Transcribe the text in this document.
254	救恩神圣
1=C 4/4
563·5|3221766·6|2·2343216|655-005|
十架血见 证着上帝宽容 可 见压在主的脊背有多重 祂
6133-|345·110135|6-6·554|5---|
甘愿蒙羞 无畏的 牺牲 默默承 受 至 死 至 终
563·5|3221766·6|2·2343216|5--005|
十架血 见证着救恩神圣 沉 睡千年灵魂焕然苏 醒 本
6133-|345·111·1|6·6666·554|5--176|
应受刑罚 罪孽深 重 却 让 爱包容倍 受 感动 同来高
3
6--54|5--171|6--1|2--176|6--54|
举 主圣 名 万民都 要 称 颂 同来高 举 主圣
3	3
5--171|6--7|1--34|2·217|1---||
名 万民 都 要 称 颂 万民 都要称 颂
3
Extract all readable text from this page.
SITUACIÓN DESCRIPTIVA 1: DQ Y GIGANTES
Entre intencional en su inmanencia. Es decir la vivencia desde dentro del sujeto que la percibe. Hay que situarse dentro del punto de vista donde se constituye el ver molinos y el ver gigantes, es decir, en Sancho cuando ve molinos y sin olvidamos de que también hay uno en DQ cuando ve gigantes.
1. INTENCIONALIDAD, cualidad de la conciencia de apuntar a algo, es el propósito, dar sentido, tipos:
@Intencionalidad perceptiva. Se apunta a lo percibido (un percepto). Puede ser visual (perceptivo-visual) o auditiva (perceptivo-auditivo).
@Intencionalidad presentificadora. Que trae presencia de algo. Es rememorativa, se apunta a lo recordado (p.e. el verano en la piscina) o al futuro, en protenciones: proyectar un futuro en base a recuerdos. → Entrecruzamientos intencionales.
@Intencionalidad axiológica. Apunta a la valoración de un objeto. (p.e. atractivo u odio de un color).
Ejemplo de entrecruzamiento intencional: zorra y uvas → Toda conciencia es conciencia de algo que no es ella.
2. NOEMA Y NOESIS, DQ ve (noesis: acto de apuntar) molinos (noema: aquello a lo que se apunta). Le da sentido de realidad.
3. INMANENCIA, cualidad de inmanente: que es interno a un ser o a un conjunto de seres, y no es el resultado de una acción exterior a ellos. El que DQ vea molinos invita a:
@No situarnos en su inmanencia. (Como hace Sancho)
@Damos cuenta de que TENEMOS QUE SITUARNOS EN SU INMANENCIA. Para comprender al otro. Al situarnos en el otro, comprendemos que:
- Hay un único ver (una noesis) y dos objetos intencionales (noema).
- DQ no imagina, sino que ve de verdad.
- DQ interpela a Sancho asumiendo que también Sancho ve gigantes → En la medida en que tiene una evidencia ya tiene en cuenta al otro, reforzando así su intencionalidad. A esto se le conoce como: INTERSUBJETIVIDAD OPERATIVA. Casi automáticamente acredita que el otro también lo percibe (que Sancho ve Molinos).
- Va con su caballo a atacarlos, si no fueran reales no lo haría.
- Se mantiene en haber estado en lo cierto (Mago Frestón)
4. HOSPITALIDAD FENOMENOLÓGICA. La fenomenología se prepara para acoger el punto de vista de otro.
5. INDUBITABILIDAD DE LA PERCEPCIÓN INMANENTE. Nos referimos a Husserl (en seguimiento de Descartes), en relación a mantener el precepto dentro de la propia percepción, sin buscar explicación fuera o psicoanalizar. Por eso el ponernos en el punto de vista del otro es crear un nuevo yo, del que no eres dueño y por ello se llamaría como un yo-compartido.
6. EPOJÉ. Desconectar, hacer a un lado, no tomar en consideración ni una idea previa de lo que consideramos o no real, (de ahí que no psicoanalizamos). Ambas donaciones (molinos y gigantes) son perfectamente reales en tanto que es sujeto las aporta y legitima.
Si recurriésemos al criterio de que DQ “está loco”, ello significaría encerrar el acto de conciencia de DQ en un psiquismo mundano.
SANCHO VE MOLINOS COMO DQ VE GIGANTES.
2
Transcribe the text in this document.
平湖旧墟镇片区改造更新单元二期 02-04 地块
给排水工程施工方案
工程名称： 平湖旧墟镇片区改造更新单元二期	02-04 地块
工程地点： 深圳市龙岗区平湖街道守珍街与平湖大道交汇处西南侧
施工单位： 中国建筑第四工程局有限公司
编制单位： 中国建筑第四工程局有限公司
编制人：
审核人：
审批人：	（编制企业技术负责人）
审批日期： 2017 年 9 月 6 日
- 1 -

★ ★ ★ ★ ★ ★ ★

● **Task details**: Set down the entries verbatim, leaving none out.

● **Complete answer**:
Transcribe the text in this document.
254	救恩神圣
1=C 4/4
563·5|3221766·6|2·2343216|655-005|
十架血见 证着上帝宽容 可 见压在主的脊背有多重 祂
6133-|345·110135|6-6·554|5---|
甘愿蒙羞 无畏的 牺牲 默默承 受 至 死 至 终
563·5|3221766·6|2·2343216|5--005|
十架血 见证着救恩神圣 沉 睡千年灵魂焕然苏 醒 本
6133-|345·111·1|6·6666·554|5--176|
应受刑罚 罪孽深 重 却 让 爱包容倍 受 感动 同来高
3
6--54|5--171|6--1|2--176|6--54|
举 主圣 名 万民都 要 称 颂 同来高 举 主圣
3	3
5--171|6--7|1--34|2·217|1---||
名 万民 都 要 称 颂 万民 都要称 颂
3
Extract all readable text from this page.
SITUACIÓN DESCRIPTIVA 1: DQ Y GIGANTES
Entre intencional en su inmanencia. Es decir la vivencia desde dentro del sujeto que la percibe. Hay que situarse dentro del punto de vista donde se constituye el ver molinos y el ver gigantes, es decir, en Sancho cuando ve molinos y sin olvidamos de que también hay uno en DQ cuando ve gigantes.
1. INTENCIONALIDAD, cualidad de la conciencia de apuntar a algo, es el propósito, dar sentido, tipos:
@Intencionalidad perceptiva. Se apunta a lo percibido (un percepto). Puede ser visual (perceptivo-visual) o auditiva (perceptivo-auditivo).
@Intencionalidad presentificadora. Que trae presencia de algo. Es rememorativa, se apunta a lo recordado (p.e. el verano en la piscina) o al futuro, en protenciones: proyectar un futuro en base a recuerdos. → Entrecruzamientos intencionales.
@Intencionalidad axiológica. Apunta a la valoración de un objeto. (p.e. atractivo u odio de un color).
Ejemplo de entrecruzamiento intencional: zorra y uvas → Toda conciencia es conciencia de algo que no es ella.
2. NOEMA Y NOESIS, DQ ve (noesis: acto de apuntar) molinos (noema: aquello a lo que se apunta). Le da sentido de realidad.
3. INMANENCIA, cualidad de inmanente: que es interno a un ser o a un conjunto de seres, y no es el resultado de una acción exterior a ellos. El que DQ vea molinos invita a:
@No situarnos en su inmanencia. (Como hace Sancho)
@Damos cuenta de que TENEMOS QUE SITUARNOS EN SU INMANENCIA. Para comprender al otro. Al situarnos en el otro, comprendemos que:
- Hay un único ver (una noesis) y dos objetos intencionales (noema).
- DQ no imagina, sino que ve de verdad.
- DQ interpela a Sancho asumiendo que también Sancho ve gigantes → En la medida en que tiene una evidencia ya tiene en cuenta al otro, reforzando así su intencionalidad. A esto se le conoce como: INTERSUBJETIVIDAD OPERATIVA. Casi automáticamente acredita que el otro también lo percibe (que Sancho ve Molinos).
- Va con su caballo a atacarlos, si no fueran reales no lo haría.
- Se mantiene en haber estado en lo cierto (Mago Frestón)
4. HOSPITALIDAD FENOMENOLÓGICA. La fenomenología se prepara para acoger el punto de vista de otro.
5. INDUBITABILIDAD DE LA PERCEPCIÓN INMANENTE. Nos referimos a Husserl (en seguimiento de Descartes), en relación a mantener el precepto dentro de la propia percepción, sin buscar explicación fuera o psicoanalizar. Por eso el ponernos en el punto de vista del otro es crear un nuevo yo, del que no eres dueño y por ello se llamaría como un yo-compartido.
6. EPOJÉ. Desconectar, hacer a un lado, no tomar en consideración ni una idea previa de lo que consideramos o no real, (de ahí que no psicoanalizamos). Ambas donaciones (molinos y gigantes) son perfectamente reales en tanto que es sujeto las aporta y legitima.
Si recurriésemos al criterio de que DQ “está loco”, ello significaría encerrar el acto de conciencia de DQ en un psiquismo mundano.
SANCHO VE MOLINOS COMO DQ VE GIGANTES.
2
Transcribe the text in this document.
平湖旧墟镇片区改造更新单元二期 02-04 地块
给排水工程施工方案
工程名称： 平湖旧墟镇片区改造更新单元二期	02-04 地块
工程地点： 深圳市龙岗区平湖街道守珍街与平湖大道交汇处西南侧
施工单位： 中国建筑第四工程局有限公司
编制单位： 中国建筑第四工程局有限公司
编制人：
审核人：
审批人：	（编制企业技术负责人）
审批日期： 2017 年 9 月 6 日
- 1 -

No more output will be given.